• [EXERCISE DESCRIPTION]: Of all the lines in the material below, how many include the string "xlabel"? Give the number only.

• [PROVIDED MATERIAL]:
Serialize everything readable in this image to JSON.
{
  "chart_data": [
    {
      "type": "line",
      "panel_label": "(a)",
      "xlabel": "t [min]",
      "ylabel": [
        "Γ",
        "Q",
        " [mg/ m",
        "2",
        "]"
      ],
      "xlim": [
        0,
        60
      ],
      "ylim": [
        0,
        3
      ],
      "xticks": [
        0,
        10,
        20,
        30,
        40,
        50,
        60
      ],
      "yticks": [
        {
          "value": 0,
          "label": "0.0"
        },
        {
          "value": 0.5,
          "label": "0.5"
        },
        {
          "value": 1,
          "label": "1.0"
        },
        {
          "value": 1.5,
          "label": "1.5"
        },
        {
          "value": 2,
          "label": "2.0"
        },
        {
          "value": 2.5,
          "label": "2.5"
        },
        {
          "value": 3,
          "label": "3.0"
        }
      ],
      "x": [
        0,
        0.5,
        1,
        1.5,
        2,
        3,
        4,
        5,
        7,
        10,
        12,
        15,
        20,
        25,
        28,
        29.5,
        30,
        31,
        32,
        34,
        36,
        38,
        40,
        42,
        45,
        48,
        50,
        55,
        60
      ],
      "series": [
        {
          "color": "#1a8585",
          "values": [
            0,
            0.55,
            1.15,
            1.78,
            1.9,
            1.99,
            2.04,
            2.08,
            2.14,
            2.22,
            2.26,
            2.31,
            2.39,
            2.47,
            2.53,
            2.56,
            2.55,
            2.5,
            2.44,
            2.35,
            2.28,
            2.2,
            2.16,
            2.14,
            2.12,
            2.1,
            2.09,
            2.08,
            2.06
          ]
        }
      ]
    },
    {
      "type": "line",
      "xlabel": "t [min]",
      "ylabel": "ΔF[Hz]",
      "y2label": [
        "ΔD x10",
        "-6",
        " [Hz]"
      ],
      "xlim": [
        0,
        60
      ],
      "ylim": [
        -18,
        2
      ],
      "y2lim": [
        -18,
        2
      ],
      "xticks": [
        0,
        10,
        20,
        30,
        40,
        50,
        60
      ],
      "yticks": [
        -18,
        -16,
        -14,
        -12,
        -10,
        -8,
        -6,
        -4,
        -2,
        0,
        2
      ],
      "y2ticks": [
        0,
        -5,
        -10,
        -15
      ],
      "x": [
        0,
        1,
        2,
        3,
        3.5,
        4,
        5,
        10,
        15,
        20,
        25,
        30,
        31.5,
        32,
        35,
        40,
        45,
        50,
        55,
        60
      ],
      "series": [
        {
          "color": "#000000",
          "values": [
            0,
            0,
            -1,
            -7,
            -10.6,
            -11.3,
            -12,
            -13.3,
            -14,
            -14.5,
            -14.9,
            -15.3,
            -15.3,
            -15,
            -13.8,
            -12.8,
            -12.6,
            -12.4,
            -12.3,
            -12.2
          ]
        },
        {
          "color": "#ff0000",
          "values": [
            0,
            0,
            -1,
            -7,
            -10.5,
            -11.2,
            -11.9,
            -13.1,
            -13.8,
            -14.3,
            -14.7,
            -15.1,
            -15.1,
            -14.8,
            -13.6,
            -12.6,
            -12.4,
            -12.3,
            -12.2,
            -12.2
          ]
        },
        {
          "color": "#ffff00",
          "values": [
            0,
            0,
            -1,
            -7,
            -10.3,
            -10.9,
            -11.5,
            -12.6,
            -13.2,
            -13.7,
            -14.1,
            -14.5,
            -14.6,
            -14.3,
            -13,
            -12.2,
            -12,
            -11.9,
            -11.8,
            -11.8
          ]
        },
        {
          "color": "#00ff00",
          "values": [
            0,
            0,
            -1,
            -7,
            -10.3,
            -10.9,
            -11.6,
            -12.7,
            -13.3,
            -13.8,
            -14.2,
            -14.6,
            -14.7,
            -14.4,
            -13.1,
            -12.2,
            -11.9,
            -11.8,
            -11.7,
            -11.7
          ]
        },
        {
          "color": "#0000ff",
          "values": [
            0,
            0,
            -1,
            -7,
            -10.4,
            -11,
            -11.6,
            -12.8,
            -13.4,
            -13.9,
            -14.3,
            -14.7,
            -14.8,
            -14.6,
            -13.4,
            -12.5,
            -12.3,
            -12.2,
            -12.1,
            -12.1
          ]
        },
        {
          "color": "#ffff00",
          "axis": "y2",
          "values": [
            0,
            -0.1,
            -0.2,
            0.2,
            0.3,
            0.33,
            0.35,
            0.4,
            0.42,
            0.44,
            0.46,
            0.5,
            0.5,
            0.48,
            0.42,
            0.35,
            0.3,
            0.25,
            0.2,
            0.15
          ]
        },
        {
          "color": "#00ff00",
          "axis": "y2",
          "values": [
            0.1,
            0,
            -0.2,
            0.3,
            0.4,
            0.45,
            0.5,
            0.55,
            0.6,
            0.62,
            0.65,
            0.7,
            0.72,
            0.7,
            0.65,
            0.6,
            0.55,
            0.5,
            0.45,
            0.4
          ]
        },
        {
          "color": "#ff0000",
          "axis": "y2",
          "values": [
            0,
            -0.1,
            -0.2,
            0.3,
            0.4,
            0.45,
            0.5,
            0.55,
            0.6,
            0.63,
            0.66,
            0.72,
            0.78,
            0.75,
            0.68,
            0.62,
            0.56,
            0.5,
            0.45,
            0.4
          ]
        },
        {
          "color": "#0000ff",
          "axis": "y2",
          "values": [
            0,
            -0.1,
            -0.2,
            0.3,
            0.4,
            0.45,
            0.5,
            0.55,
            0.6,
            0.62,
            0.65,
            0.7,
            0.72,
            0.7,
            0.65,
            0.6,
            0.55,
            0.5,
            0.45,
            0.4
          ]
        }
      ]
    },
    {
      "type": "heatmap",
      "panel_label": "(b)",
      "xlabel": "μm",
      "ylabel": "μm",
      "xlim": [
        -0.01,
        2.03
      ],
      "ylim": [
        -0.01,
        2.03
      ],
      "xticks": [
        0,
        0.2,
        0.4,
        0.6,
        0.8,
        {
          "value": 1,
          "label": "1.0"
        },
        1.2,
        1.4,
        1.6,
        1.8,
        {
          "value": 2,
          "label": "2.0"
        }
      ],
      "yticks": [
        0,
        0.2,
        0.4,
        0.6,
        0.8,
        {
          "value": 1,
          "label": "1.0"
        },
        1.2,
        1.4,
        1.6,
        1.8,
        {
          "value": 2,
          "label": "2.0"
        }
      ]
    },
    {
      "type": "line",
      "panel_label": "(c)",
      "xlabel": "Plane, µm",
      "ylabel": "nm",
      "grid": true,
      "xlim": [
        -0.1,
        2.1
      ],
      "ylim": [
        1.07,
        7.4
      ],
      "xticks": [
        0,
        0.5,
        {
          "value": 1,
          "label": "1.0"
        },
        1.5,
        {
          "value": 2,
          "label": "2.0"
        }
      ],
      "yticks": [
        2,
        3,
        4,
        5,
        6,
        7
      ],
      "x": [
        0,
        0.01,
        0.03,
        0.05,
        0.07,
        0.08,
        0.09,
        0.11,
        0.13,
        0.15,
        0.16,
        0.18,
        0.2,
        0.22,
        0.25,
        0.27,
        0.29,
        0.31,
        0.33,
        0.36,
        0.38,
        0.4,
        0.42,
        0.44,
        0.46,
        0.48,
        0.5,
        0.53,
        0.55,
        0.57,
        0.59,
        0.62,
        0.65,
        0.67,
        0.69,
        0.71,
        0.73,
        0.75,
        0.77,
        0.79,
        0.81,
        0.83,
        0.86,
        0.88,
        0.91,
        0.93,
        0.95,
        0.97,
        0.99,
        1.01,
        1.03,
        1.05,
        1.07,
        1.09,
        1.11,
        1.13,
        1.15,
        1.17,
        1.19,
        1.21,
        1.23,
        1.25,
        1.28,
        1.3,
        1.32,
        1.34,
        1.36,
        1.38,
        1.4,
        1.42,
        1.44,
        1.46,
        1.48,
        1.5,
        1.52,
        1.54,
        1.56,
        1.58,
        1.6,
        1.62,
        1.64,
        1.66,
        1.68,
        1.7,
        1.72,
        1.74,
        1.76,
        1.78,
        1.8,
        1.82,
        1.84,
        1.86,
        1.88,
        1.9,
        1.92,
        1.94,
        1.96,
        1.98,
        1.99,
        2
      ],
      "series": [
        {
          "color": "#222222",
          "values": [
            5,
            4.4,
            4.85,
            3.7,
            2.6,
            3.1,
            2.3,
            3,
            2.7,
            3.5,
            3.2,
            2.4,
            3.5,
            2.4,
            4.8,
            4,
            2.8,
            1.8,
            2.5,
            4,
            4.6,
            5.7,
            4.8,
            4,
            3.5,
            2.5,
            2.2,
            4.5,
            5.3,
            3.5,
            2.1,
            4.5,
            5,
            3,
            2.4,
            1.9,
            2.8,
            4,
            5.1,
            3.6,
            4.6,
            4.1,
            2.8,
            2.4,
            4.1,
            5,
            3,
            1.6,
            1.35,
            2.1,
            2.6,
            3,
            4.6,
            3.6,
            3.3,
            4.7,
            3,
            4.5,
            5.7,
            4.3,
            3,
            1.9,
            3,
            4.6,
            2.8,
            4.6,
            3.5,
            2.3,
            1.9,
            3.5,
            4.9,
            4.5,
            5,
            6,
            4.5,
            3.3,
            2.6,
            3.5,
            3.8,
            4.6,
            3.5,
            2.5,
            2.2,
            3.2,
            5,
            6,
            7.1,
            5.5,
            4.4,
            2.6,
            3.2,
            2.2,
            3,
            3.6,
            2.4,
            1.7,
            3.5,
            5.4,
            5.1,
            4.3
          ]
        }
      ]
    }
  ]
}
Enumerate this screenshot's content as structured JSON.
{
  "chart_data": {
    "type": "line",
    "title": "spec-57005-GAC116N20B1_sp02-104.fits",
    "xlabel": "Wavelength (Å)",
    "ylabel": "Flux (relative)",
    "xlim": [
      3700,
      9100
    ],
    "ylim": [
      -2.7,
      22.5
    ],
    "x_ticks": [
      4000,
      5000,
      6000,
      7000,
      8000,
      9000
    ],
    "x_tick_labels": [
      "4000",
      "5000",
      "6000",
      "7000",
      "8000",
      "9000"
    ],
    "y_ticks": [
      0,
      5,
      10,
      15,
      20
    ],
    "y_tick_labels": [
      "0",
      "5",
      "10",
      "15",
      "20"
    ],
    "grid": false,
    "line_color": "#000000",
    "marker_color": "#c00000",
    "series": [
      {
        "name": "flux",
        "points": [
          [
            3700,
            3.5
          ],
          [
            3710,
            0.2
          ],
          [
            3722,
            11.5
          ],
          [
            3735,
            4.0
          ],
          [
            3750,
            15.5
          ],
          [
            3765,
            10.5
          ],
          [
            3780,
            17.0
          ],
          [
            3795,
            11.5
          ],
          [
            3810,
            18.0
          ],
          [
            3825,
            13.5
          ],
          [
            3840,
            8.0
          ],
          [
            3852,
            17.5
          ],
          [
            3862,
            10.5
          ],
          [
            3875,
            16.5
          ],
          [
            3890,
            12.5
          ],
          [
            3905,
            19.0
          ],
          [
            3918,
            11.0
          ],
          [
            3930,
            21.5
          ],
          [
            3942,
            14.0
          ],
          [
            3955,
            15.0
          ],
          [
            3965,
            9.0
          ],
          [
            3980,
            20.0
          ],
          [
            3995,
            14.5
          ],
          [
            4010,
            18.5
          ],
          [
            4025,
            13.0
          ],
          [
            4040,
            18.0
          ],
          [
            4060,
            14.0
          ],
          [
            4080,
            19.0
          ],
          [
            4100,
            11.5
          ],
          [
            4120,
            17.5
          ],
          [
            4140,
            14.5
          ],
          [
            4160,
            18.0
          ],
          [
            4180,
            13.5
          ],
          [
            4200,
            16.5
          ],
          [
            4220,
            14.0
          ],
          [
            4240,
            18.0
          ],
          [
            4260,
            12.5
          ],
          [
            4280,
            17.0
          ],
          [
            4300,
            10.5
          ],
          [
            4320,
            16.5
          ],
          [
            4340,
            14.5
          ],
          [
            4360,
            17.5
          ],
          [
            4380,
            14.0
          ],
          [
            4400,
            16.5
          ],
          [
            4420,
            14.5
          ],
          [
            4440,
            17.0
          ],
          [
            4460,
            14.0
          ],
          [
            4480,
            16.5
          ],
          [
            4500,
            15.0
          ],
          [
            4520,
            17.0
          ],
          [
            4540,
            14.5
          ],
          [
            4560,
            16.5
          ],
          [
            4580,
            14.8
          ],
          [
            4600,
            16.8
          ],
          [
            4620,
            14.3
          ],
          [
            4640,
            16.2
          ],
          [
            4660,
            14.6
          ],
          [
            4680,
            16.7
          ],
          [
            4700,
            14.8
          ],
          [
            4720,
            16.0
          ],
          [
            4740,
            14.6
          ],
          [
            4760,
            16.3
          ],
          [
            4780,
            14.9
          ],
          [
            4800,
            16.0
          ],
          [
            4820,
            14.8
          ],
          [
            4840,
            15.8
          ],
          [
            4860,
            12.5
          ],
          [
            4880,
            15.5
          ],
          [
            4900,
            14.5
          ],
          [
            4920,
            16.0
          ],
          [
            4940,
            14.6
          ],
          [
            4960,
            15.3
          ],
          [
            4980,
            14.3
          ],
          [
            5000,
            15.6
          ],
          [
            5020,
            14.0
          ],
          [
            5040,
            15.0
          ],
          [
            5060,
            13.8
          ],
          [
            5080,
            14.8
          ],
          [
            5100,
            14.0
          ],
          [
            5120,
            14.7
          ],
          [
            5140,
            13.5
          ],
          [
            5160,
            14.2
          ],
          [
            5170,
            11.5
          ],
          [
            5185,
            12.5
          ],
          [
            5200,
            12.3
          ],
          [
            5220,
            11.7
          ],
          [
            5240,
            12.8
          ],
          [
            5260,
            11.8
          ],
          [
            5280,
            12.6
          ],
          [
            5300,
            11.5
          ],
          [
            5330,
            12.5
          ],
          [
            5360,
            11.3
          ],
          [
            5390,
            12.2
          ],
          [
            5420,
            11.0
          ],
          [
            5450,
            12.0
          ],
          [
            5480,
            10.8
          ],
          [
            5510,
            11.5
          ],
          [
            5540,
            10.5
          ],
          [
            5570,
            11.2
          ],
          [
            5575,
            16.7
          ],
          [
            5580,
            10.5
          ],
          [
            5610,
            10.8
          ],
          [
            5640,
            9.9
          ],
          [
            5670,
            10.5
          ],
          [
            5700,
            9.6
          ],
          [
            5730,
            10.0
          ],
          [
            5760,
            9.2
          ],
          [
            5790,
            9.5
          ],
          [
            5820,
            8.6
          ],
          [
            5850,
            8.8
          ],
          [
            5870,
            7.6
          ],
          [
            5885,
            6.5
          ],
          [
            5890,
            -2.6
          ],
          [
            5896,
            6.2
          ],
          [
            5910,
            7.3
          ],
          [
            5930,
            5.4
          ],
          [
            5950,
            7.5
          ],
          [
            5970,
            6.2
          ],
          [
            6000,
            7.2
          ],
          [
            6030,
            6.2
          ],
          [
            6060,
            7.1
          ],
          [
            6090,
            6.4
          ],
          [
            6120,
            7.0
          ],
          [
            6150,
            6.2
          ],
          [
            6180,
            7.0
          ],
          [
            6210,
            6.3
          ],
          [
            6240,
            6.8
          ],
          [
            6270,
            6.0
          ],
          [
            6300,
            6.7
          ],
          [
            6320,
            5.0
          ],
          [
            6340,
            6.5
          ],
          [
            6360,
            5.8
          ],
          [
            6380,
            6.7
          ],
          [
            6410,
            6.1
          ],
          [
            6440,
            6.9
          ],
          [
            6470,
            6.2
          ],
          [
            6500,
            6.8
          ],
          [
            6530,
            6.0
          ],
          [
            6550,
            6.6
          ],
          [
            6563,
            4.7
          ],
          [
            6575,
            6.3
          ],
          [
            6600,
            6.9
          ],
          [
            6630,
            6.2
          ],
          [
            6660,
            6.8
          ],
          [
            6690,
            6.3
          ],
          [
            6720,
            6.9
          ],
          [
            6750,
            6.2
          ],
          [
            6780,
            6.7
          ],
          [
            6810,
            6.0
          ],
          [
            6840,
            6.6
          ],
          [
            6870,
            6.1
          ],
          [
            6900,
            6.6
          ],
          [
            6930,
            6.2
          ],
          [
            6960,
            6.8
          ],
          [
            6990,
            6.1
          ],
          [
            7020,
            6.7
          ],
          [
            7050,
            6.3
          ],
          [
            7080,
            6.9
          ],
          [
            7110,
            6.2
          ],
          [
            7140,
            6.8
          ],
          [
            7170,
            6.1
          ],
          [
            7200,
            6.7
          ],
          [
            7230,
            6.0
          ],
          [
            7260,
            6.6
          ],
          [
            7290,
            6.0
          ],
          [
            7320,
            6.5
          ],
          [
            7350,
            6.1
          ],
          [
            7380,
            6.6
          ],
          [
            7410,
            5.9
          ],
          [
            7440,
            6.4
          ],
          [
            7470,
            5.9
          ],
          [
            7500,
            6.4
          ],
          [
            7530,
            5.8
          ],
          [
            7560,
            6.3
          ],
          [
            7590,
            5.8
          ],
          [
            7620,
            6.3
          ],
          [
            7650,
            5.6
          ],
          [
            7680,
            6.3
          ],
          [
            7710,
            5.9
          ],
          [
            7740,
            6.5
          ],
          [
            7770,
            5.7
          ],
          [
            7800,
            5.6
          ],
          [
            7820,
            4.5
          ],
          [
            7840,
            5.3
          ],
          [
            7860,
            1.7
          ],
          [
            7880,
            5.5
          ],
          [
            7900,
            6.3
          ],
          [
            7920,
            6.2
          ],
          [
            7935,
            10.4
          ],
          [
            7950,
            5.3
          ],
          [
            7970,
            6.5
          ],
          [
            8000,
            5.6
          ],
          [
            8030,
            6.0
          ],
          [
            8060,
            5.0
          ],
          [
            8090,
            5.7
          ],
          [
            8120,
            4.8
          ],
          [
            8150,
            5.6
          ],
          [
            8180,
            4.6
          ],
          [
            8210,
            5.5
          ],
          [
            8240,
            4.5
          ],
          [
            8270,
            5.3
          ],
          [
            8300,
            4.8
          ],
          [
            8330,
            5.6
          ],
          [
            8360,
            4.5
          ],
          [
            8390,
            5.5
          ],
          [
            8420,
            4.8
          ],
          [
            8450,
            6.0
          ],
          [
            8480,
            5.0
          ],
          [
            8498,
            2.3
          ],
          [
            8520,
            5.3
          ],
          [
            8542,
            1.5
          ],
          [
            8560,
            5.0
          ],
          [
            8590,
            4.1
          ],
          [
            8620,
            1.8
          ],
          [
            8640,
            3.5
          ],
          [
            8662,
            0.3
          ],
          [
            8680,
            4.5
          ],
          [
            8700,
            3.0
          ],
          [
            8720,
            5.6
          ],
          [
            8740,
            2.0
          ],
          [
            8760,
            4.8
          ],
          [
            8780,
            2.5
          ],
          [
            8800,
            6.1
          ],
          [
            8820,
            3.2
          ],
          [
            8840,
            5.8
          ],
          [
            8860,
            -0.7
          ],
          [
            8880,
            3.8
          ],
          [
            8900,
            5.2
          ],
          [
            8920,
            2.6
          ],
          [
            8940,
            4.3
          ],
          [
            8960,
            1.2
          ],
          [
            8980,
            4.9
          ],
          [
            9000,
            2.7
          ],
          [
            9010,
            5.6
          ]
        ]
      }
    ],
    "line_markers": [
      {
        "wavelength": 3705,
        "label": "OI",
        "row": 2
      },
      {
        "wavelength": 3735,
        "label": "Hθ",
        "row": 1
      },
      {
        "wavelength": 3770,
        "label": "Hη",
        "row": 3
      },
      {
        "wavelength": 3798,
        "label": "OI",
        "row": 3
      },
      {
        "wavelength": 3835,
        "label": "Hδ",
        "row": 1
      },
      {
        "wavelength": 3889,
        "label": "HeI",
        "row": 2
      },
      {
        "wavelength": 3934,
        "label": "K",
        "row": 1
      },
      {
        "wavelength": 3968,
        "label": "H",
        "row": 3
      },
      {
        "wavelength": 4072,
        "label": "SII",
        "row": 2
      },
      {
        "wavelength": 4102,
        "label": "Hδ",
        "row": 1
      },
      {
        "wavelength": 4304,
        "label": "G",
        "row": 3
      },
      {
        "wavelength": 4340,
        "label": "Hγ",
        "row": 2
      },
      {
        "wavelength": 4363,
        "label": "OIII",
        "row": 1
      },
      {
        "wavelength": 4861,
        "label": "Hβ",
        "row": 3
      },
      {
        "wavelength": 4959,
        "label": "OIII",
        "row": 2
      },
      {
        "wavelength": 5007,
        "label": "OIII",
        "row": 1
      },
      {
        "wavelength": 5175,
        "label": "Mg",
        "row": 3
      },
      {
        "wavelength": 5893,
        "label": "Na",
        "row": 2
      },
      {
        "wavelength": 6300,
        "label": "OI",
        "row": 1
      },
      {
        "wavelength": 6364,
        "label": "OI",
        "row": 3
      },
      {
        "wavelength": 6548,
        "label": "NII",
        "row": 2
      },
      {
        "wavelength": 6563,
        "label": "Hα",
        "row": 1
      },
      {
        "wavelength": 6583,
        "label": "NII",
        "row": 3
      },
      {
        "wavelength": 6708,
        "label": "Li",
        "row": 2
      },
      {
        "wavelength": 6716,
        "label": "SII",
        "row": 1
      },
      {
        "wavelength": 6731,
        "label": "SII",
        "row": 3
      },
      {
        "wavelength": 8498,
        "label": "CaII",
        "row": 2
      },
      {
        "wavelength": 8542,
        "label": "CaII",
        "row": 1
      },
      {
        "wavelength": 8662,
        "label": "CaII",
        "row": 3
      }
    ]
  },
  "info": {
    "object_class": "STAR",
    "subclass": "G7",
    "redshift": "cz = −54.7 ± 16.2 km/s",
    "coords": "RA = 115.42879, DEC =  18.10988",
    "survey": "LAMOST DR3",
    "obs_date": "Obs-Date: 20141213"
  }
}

• [FULL ANSWER]: 5